RECORDS FOR THE TASK:
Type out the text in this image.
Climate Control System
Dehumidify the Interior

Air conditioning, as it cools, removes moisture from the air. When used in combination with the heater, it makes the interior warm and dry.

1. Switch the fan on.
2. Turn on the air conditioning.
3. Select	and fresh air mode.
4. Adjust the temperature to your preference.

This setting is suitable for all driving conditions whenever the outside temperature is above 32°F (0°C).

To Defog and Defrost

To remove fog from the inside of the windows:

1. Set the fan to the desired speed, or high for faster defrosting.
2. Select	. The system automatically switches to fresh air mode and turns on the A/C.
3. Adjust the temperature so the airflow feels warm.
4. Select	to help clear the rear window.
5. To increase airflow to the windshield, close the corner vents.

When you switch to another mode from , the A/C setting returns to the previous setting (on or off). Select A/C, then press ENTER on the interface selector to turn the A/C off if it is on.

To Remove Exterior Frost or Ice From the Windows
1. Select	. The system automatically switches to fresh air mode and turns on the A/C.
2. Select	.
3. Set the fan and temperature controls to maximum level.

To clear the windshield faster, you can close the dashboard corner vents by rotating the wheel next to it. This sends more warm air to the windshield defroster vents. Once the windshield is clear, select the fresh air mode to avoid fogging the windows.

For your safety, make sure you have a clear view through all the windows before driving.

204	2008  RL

WHAT THE EXERCISE ASKS:
Return the entries above exactly, each one complete.

TASK SOLUTION:
Type out the text in this image.
Climate Control System
Dehumidify the Interior

Air conditioning, as it cools, removes moisture from the air. When used in combination with the heater, it makes the interior warm and dry.

1. Switch the fan on.
2. Turn on the air conditioning.
3. Select	and fresh air mode.
4. Adjust the temperature to your preference.

This setting is suitable for all driving conditions whenever the outside temperature is above 32°F (0°C).

To Defog and Defrost

To remove fog from the inside of the windows:

1. Set the fan to the desired speed, or high for faster defrosting.
2. Select	. The system automatically switches to fresh air mode and turns on the A/C.
3. Adjust the temperature so the airflow feels warm.
4. Select	to help clear the rear window.
5. To increase airflow to the windshield, close the corner vents.

When you switch to another mode from , the A/C setting returns to the previous setting (on or off). Select A/C, then press ENTER on the interface selector to turn the A/C off if it is on.

To Remove Exterior Frost or Ice From the Windows
1. Select	. The system automatically switches to fresh air mode and turns on the A/C.
2. Select	.
3. Set the fan and temperature controls to maximum level.

To clear the windshield faster, you can close the dashboard corner vents by rotating the wheel next to it. This sends more warm air to the windshield defroster vents. Once the windshield is clear, select the fresh air mode to avoid fogging the windows.

For your safety, make sure you have a clear view through all the windows before driving.

204	2008  RL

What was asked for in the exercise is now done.